Saved entries:
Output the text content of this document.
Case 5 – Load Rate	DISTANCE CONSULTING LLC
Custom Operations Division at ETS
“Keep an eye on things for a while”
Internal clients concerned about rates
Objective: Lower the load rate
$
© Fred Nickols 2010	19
...
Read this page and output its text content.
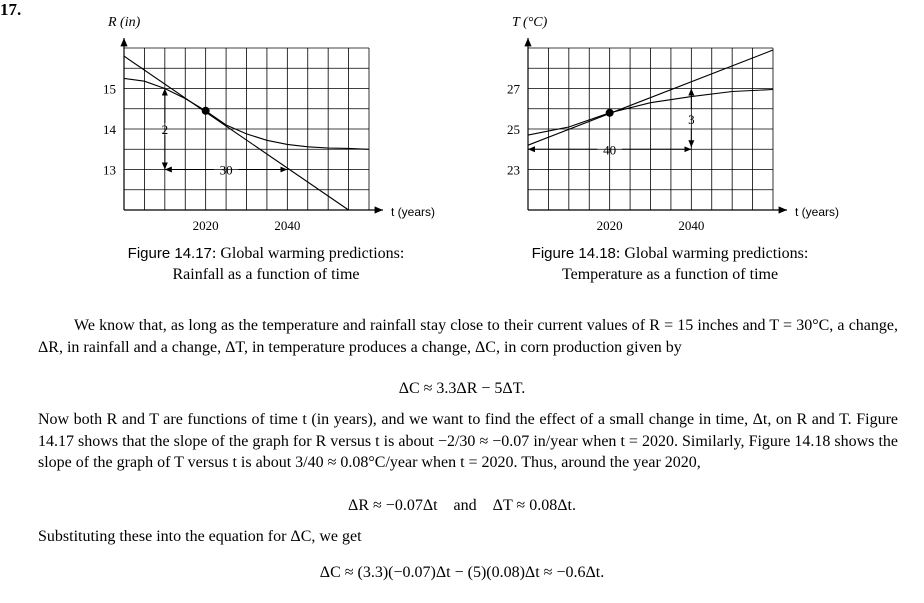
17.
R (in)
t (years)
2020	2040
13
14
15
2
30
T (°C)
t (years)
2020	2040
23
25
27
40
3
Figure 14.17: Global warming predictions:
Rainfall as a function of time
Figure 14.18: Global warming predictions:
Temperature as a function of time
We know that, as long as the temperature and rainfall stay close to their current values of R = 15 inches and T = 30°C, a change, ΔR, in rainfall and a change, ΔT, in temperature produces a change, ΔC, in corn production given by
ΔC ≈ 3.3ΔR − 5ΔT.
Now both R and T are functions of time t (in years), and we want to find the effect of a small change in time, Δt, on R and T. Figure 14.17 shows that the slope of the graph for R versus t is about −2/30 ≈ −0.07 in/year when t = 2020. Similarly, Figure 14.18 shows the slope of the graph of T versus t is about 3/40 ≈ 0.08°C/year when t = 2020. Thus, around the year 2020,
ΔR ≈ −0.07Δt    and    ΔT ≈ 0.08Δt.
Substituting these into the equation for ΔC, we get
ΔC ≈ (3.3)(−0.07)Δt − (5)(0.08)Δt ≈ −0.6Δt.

_Aim of the exercise_.
Pick out the lines above that hold the string "predictions" and show them.

_Output of the exercise_.
Figure 14.17: Global warming predictions:
Figure 14.18: Global warming predictions:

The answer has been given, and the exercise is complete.